Required work: Search the data for the string "Winder" and extract every line where it appears.

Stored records
## start

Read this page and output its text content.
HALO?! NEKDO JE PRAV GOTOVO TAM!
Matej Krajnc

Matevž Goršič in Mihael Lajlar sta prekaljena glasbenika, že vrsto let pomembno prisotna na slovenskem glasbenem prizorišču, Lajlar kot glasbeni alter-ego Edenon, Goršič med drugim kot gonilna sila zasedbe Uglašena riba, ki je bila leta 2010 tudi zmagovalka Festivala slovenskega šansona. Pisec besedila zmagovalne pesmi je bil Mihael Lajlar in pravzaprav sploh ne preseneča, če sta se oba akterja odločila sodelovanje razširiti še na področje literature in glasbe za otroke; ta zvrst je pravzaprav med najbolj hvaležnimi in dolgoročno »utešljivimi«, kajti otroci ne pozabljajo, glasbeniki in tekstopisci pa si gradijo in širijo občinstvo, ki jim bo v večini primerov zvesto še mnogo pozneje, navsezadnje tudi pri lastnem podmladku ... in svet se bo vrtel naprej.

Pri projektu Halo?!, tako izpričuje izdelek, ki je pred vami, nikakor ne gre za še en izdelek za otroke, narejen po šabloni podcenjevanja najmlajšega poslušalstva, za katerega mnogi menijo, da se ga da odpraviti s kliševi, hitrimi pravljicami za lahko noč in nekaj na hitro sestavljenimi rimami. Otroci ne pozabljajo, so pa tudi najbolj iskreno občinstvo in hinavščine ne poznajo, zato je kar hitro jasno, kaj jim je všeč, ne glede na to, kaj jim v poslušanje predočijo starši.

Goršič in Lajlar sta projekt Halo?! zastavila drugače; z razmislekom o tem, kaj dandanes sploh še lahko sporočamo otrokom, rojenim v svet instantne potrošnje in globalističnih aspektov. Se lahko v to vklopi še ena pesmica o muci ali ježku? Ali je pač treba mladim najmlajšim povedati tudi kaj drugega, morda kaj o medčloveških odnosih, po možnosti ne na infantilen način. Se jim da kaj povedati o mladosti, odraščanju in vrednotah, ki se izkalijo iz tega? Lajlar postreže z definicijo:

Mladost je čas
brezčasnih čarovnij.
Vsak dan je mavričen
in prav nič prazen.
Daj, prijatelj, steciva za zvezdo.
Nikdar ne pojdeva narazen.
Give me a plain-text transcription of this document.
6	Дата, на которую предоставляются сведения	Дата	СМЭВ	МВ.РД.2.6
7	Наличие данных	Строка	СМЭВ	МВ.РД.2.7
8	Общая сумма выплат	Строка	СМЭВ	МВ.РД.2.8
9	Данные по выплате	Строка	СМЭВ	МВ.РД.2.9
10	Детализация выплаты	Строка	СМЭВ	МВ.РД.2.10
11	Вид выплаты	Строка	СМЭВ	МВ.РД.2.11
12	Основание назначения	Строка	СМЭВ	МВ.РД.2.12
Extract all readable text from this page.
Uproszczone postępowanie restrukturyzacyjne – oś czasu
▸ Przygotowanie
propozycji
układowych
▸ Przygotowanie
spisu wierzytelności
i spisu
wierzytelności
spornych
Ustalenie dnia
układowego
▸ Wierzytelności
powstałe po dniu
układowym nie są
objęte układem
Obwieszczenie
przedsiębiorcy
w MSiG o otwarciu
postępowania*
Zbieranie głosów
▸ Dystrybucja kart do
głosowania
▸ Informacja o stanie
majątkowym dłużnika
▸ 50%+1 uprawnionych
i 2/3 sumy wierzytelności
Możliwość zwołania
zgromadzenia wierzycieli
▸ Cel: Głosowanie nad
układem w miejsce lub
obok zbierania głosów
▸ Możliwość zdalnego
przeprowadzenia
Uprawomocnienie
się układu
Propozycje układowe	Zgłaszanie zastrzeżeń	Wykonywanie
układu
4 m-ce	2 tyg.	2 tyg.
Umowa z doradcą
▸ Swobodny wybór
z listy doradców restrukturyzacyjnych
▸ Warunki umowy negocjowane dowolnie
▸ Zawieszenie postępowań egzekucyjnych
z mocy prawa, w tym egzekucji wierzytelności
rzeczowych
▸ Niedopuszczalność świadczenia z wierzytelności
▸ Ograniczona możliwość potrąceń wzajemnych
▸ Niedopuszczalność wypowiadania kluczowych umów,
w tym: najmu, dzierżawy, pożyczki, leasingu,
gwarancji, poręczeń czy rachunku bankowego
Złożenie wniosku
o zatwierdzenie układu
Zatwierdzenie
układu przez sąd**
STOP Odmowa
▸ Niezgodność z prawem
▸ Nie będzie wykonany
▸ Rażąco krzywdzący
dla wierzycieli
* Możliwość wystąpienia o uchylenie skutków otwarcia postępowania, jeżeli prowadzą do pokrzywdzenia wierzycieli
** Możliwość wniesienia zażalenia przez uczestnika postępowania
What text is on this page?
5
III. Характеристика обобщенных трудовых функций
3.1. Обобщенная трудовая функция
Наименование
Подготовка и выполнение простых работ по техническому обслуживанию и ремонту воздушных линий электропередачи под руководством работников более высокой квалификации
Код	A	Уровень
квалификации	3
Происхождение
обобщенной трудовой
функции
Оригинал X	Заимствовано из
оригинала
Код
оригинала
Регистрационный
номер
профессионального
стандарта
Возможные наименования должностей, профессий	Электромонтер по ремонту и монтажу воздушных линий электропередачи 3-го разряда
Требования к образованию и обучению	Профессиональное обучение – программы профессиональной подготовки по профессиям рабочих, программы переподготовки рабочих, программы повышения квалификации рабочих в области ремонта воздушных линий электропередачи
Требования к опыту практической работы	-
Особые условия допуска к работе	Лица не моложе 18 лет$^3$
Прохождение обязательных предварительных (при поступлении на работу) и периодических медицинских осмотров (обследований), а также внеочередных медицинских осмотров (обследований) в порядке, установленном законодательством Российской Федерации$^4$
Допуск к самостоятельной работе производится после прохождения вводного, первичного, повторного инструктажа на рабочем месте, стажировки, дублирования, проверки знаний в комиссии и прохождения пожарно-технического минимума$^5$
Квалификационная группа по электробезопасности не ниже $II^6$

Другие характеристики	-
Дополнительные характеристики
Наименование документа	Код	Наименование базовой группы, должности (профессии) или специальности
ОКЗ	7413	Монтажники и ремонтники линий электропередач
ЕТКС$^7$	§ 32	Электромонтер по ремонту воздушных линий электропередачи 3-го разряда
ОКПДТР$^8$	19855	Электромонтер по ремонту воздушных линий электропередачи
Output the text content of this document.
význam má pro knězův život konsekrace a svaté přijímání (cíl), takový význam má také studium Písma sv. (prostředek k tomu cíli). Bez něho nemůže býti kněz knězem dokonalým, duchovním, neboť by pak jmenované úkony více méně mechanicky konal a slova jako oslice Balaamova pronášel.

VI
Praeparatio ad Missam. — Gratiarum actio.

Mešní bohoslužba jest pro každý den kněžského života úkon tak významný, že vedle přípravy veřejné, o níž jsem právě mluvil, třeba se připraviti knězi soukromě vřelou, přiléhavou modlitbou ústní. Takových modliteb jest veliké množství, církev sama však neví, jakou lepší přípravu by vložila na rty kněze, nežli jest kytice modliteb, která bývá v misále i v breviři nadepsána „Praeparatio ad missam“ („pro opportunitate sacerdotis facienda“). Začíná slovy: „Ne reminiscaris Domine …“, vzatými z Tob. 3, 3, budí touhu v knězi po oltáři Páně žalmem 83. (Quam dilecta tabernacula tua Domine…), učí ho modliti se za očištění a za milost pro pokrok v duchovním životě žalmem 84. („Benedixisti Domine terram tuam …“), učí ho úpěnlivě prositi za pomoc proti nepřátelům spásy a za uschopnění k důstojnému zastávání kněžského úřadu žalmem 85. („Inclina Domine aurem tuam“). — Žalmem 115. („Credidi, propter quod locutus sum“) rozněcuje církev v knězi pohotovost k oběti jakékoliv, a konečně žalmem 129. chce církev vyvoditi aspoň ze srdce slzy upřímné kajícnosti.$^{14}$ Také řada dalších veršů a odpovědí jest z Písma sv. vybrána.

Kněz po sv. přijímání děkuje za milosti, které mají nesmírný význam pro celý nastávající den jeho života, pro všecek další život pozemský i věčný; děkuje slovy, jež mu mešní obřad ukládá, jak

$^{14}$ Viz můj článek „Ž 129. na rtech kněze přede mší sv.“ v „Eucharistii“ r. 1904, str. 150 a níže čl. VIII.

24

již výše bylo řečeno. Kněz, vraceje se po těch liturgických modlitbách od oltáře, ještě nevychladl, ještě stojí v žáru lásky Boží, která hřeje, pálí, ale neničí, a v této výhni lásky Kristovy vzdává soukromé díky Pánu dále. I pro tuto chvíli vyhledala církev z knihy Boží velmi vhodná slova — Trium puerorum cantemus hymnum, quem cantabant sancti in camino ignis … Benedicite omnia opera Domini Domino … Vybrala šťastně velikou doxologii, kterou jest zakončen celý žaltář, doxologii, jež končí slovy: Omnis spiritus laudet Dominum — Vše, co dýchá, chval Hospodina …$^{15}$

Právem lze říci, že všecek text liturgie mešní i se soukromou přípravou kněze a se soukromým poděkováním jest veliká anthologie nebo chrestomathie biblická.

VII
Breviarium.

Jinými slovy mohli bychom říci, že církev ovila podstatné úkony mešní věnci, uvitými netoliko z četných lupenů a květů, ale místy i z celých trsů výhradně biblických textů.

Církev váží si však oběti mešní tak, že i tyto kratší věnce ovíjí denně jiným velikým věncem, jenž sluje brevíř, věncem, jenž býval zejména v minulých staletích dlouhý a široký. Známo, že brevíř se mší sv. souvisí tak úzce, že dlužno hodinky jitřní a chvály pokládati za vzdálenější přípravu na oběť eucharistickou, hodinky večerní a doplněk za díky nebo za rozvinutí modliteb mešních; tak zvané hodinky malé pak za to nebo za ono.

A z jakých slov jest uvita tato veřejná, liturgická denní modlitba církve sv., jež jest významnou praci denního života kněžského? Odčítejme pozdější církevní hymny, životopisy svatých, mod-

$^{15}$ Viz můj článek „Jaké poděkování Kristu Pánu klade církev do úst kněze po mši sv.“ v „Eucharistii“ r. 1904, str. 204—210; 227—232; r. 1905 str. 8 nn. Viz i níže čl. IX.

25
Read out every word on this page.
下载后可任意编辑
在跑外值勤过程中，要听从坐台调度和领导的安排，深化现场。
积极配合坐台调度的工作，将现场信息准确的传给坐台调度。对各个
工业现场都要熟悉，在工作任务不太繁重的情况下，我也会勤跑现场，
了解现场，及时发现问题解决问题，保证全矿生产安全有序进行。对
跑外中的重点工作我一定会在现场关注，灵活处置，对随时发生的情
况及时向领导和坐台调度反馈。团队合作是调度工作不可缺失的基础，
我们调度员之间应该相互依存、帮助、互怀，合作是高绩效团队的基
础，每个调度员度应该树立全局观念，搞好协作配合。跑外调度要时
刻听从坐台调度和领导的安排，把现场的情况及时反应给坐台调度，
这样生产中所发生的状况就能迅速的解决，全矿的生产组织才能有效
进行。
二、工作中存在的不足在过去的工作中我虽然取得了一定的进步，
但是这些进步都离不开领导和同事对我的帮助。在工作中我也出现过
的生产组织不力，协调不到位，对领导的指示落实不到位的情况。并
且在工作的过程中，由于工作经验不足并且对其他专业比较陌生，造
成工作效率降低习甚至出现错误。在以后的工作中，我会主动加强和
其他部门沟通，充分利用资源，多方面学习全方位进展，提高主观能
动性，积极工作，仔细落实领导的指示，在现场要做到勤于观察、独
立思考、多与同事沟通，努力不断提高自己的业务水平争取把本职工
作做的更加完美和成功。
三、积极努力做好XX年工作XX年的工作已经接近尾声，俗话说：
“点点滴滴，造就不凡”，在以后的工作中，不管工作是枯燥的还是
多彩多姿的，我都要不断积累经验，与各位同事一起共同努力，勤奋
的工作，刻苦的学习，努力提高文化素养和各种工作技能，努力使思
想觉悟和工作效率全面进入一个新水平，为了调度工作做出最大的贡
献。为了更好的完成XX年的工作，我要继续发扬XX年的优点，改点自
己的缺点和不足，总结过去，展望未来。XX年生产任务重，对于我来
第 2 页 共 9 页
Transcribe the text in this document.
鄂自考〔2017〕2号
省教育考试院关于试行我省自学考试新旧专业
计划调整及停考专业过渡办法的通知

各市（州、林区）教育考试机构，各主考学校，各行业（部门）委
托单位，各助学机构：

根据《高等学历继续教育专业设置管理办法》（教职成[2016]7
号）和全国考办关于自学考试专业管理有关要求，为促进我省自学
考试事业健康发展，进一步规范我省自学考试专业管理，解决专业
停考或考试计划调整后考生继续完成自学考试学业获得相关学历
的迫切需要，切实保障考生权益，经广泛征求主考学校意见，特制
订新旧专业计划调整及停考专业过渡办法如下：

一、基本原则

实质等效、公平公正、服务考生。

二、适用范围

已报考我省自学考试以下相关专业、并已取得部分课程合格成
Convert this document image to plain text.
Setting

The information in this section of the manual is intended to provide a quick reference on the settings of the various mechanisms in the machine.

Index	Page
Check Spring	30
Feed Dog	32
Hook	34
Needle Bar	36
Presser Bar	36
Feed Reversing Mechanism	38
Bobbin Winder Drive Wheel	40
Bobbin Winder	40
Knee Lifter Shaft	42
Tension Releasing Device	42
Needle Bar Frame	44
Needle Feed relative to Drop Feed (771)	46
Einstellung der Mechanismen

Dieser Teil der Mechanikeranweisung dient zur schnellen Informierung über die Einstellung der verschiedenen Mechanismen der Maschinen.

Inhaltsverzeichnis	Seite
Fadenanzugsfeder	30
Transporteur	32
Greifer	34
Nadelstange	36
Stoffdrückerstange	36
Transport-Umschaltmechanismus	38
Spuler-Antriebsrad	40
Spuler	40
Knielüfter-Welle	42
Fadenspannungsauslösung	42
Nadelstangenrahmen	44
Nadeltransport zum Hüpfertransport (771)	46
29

## end

Final result:
Bobbin Winder Drive Wheel	40
Bobbin Winder	40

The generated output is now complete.